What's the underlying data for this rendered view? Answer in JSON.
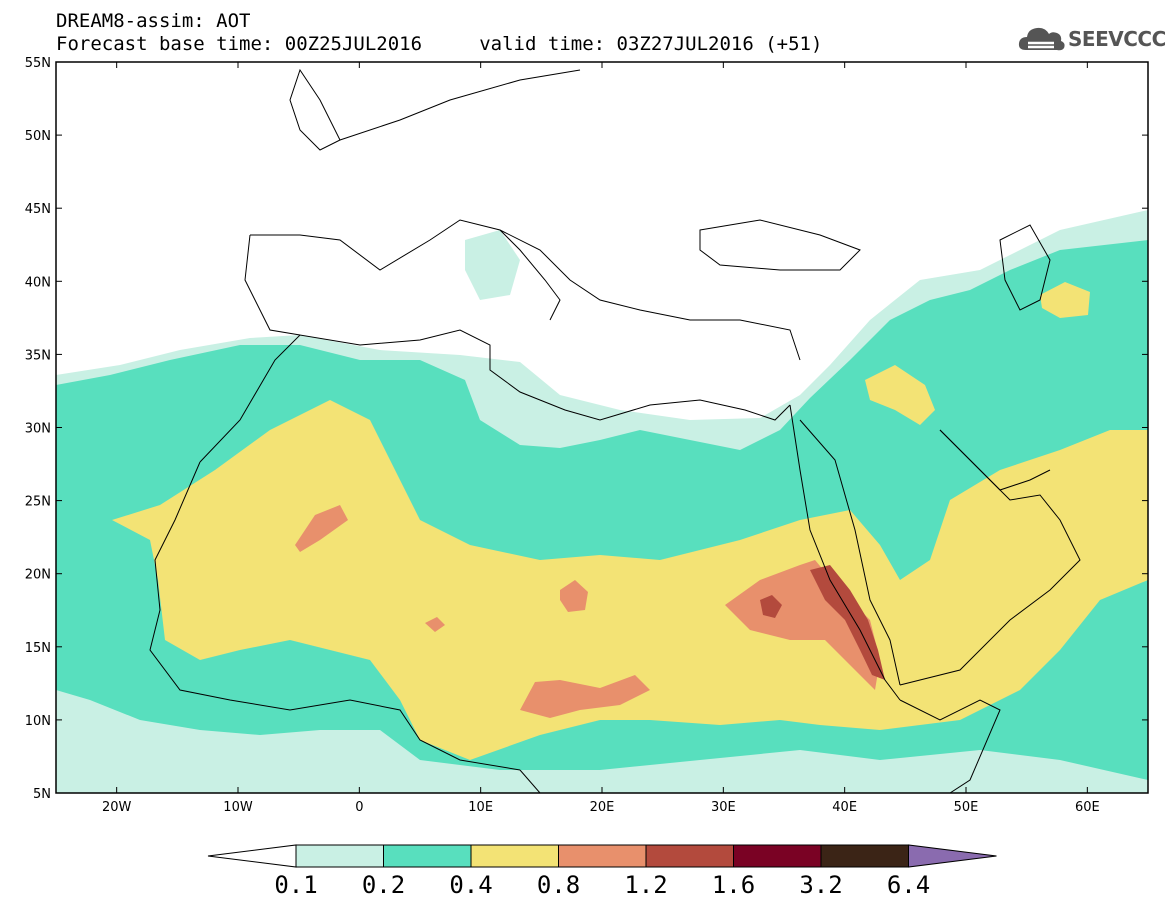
{
  "header": {
    "line1": "DREAM8-assim: AOT",
    "line2": "Forecast base time: 00Z25JUL2016     valid time: 03Z27JUL2016 (+51)"
  },
  "logo": {
    "text": "SEEVCCC",
    "icon": "cloud-icon"
  },
  "map": {
    "projection": "cylindrical equidistant",
    "lon_range": [
      -25,
      65
    ],
    "lat_range": [
      5,
      55
    ],
    "lon_ticks": [
      {
        "value": -20,
        "label": "20W"
      },
      {
        "value": -10,
        "label": "10W"
      },
      {
        "value": 0,
        "label": "0"
      },
      {
        "value": 10,
        "label": "10E"
      },
      {
        "value": 20,
        "label": "20E"
      },
      {
        "value": 30,
        "label": "30E"
      },
      {
        "value": 40,
        "label": "40E"
      },
      {
        "value": 50,
        "label": "50E"
      },
      {
        "value": 60,
        "label": "60E"
      }
    ],
    "lat_ticks": [
      {
        "value": 55,
        "label": "55N"
      },
      {
        "value": 50,
        "label": "50N"
      },
      {
        "value": 45,
        "label": "45N"
      },
      {
        "value": 40,
        "label": "40N"
      },
      {
        "value": 35,
        "label": "35N"
      },
      {
        "value": 30,
        "label": "30N"
      },
      {
        "value": 25,
        "label": "25N"
      },
      {
        "value": 20,
        "label": "20N"
      },
      {
        "value": 15,
        "label": "15N"
      },
      {
        "value": 10,
        "label": "10N"
      },
      {
        "value": 5,
        "label": "5N"
      }
    ],
    "field": "AOT",
    "level_colors": [
      "#ffffff",
      "#c9f0e4",
      "#58dfbe",
      "#f3e375",
      "#e8906c",
      "#b34a3d",
      "#7a0224",
      "#3b2416",
      "#8a6baf"
    ]
  },
  "colorbar": {
    "levels": [
      "0.1",
      "0.2",
      "0.4",
      "0.8",
      "1.2",
      "1.6",
      "3.2",
      "6.4"
    ],
    "colors": [
      "#ffffff",
      "#c9f0e4",
      "#58dfbe",
      "#f3e375",
      "#e8906c",
      "#b34a3d",
      "#7a0224",
      "#3b2416",
      "#8a6baf"
    ]
  }
}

§ **Task prompt**
Print all of the records shown above exactly, leaving out each picture.

§ **Complete output**
What's the underlying data for this rendered view? Answer in JSON.
{
  "header": {
    "line1": "DREAM8-assim: AOT",
    "line2": "Forecast base time: 00Z25JUL2016     valid time: 03Z27JUL2016 (+51)"
  },
  "logo": {
    "text": "SEEVCCC",
    "icon": "cloud-icon"
  },
  "map": {
    "projection": "cylindrical equidistant",
    "lon_range": [
      -25,
      65
    ],
    "lat_range": [
      5,
      55
    ],
    "lon_ticks": [
      {
        "value": -20,
        "label": "20W"
      },
      {
        "value": -10,
        "label": "10W"
      },
      {
        "value": 0,
        "label": "0"
      },
      {
        "value": 10,
        "label": "10E"
      },
      {
        "value": 20,
        "label": "20E"
      },
      {
        "value": 30,
        "label": "30E"
      },
      {
        "value": 40,
        "label": "40E"
      },
      {
        "value": 50,
        "label": "50E"
      },
      {
        "value": 60,
        "label": "60E"
      }
    ],
    "lat_ticks": [
      {
        "value": 55,
        "label": "55N"
      },
      {
        "value": 50,
        "label": "50N"
      },
      {
        "value": 45,
        "label": "45N"
      },
      {
        "value": 40,
        "label": "40N"
      },
      {
        "value": 35,
        "label": "35N"
      },
      {
        "value": 30,
        "label": "30N"
      },
      {
        "value": 25,
        "label": "25N"
      },
      {
        "value": 20,
        "label": "20N"
      },
      {
        "value": 15,
        "label": "15N"
      },
      {
        "value": 10,
        "label": "10N"
      },
      {
        "value": 5,
        "label": "5N"
      }
    ],
    "field": "AOT",
    "level_colors": [
      "#ffffff",
      "#c9f0e4",
      "#58dfbe",
      "#f3e375",
      "#e8906c",
      "#b34a3d",
      "#7a0224",
      "#3b2416",
      "#8a6baf"
    ]
  },
  "colorbar": {
    "levels": [
      "0.1",
      "0.2",
      "0.4",
      "0.8",
      "1.2",
      "1.6",
      "3.2",
      "6.4"
    ],
    "colors": [
      "#ffffff",
      "#c9f0e4",
      "#58dfbe",
      "#f3e375",
      "#e8906c",
      "#b34a3d",
      "#7a0224",
      "#3b2416",
      "#8a6baf"
    ]
  }
}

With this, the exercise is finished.